**Problem details**
Print all the data, keeping every line exactly as it is.

START Provided material

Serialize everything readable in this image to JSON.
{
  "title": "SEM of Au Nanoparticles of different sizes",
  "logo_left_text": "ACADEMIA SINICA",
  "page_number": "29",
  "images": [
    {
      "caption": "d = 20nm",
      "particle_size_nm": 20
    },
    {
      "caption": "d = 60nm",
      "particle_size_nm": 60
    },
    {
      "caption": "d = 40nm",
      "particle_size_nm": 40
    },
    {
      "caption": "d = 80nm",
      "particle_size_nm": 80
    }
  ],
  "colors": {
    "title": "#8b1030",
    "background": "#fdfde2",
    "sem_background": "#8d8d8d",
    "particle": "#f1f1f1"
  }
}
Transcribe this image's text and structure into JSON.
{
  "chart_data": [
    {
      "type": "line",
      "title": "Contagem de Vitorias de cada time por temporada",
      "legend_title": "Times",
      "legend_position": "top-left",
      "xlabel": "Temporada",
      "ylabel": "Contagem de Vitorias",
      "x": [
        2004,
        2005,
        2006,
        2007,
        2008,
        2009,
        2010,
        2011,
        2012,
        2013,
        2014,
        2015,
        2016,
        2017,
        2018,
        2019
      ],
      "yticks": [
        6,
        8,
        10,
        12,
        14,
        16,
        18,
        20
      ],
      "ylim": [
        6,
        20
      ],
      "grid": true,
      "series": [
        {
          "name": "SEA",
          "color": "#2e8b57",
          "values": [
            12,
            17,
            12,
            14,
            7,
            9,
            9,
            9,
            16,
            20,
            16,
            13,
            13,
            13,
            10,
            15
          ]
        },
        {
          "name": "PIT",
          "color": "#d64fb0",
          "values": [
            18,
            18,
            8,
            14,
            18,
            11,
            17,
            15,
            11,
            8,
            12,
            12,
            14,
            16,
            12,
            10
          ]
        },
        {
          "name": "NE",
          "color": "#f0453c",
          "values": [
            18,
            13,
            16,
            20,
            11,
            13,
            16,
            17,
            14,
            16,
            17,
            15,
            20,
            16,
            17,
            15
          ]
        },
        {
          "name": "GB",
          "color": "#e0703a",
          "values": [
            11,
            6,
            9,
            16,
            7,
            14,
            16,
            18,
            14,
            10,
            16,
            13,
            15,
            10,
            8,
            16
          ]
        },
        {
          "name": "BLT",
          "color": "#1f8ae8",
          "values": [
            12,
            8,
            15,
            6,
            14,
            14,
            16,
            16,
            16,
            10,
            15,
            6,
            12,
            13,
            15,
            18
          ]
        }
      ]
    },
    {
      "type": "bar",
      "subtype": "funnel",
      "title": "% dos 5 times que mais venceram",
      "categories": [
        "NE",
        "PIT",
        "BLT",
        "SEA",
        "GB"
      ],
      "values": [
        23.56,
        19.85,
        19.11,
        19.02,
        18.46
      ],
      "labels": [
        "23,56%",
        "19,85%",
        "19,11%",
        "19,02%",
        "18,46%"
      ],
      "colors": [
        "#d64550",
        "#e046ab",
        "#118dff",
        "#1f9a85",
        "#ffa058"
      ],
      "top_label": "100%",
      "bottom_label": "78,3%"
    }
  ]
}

END Provided material

**Exercise output**
Serialize everything readable in this image to JSON.
{
  "title": "SEM of Au Nanoparticles of different sizes",
  "logo_left_text": "ACADEMIA SINICA",
  "page_number": "29",
  "images": [
    {
      "caption": "d = 20nm",
      "particle_size_nm": 20
    },
    {
      "caption": "d = 60nm",
      "particle_size_nm": 60
    },
    {
      "caption": "d = 40nm",
      "particle_size_nm": 40
    },
    {
      "caption": "d = 80nm",
      "particle_size_nm": 80
    }
  ],
  "colors": {
    "title": "#8b1030",
    "background": "#fdfde2",
    "sem_background": "#8d8d8d",
    "particle": "#f1f1f1"
  }
}
Transcribe this image's text and structure into JSON.
{
  "chart_data": [
    {
      "type": "line",
      "title": "Contagem de Vitorias de cada time por temporada",
      "legend_title": "Times",
      "legend_position": "top-left",
      "xlabel": "Temporada",
      "ylabel": "Contagem de Vitorias",
      "x": [
        2004,
        2005,
        2006,
        2007,
        2008,
        2009,
        2010,
        2011,
        2012,
        2013,
        2014,
        2015,
        2016,
        2017,
        2018,
        2019
      ],
      "yticks": [
        6,
        8,
        10,
        12,
        14,
        16,
        18,
        20
      ],
      "ylim": [
        6,
        20
      ],
      "grid": true,
      "series": [
        {
          "name": "SEA",
          "color": "#2e8b57",
          "values": [
            12,
            17,
            12,
            14,
            7,
            9,
            9,
            9,
            16,
            20,
            16,
            13,
            13,
            13,
            10,
            15
          ]
        },
        {
          "name": "PIT",
          "color": "#d64fb0",
          "values": [
            18,
            18,
            8,
            14,
            18,
            11,
            17,
            15,
            11,
            8,
            12,
            12,
            14,
            16,
            12,
            10
          ]
        },
        {
          "name": "NE",
          "color": "#f0453c",
          "values": [
            18,
            13,
            16,
            20,
            11,
            13,
            16,
            17,
            14,
            16,
            17,
            15,
            20,
            16,
            17,
            15
          ]
        },
        {
          "name": "GB",
          "color": "#e0703a",
          "values": [
            11,
            6,
            9,
            16,
            7,
            14,
            16,
            18,
            14,
            10,
            16,
            13,
            15,
            10,
            8,
            16
          ]
        },
        {
          "name": "BLT",
          "color": "#1f8ae8",
          "values": [
            12,
            8,
            15,
            6,
            14,
            14,
            16,
            16,
            16,
            10,
            15,
            6,
            12,
            13,
            15,
            18
          ]
        }
      ]
    },
    {
      "type": "bar",
      "subtype": "funnel",
      "title": "% dos 5 times que mais venceram",
      "categories": [
        "NE",
        "PIT",
        "BLT",
        "SEA",
        "GB"
      ],
      "values": [
        23.56,
        19.85,
        19.11,
        19.02,
        18.46
      ],
      "labels": [
        "23,56%",
        "19,85%",
        "19,11%",
        "19,02%",
        "18,46%"
      ],
      "colors": [
        "#d64550",
        "#e046ab",
        "#118dff",
        "#1f9a85",
        "#ffa058"
      ],
      "top_label": "100%",
      "bottom_label": "78,3%"
    }
  ]
}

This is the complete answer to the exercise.